### Stated goal
Can you write out the stretch from the start of the records through the line containing "zone-cwb-katanga-east [730,602,758,668]", substituting "Mild" for "Temperate" and leaving everything else unchanged?

### Given records

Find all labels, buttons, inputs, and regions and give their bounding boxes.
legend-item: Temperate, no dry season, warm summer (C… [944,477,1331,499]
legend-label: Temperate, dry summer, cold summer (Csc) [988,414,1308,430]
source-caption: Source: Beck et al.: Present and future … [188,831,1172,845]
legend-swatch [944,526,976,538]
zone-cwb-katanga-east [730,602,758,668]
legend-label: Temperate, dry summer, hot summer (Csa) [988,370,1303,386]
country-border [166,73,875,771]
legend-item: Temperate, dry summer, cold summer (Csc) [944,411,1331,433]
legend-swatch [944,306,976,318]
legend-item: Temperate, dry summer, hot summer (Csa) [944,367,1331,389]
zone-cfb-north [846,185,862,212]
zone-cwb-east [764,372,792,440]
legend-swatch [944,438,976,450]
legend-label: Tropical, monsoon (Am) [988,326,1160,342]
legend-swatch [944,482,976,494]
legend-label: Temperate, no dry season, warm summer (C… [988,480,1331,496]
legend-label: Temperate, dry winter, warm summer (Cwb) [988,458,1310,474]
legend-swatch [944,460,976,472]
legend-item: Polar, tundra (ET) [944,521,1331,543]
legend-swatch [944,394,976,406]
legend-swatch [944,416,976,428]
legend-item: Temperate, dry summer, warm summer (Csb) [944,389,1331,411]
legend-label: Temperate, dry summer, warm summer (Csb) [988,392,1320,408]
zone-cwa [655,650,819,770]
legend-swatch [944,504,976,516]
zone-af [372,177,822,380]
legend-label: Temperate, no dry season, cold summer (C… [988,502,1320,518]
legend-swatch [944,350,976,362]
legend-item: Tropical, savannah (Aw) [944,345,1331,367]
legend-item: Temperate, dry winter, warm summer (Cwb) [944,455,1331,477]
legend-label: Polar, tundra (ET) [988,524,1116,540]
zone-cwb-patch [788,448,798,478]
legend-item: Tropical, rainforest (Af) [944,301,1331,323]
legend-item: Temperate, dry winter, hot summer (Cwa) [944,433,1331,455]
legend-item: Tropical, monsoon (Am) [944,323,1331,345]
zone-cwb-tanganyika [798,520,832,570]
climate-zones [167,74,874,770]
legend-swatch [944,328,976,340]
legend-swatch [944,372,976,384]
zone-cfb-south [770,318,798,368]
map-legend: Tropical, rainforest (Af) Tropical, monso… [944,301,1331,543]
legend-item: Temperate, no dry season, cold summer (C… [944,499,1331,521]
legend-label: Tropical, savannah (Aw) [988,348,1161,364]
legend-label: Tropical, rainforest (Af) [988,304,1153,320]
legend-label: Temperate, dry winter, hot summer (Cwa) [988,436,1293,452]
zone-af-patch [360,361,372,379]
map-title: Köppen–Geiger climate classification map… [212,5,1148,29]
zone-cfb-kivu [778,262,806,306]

### Written reply
Find all labels, buttons, inputs, and regions and give their bounding boxes.
legend-item: Mild, no dry season, warm summer (C… [944,477,1331,499]
legend-label: Mild, dry summer, cold summer (Csc) [988,414,1308,430]
source-caption: Source: Beck et al.: Present and future … [188,831,1172,845]
legend-swatch [944,526,976,538]
zone-cwb-katanga-east [730,602,758,668]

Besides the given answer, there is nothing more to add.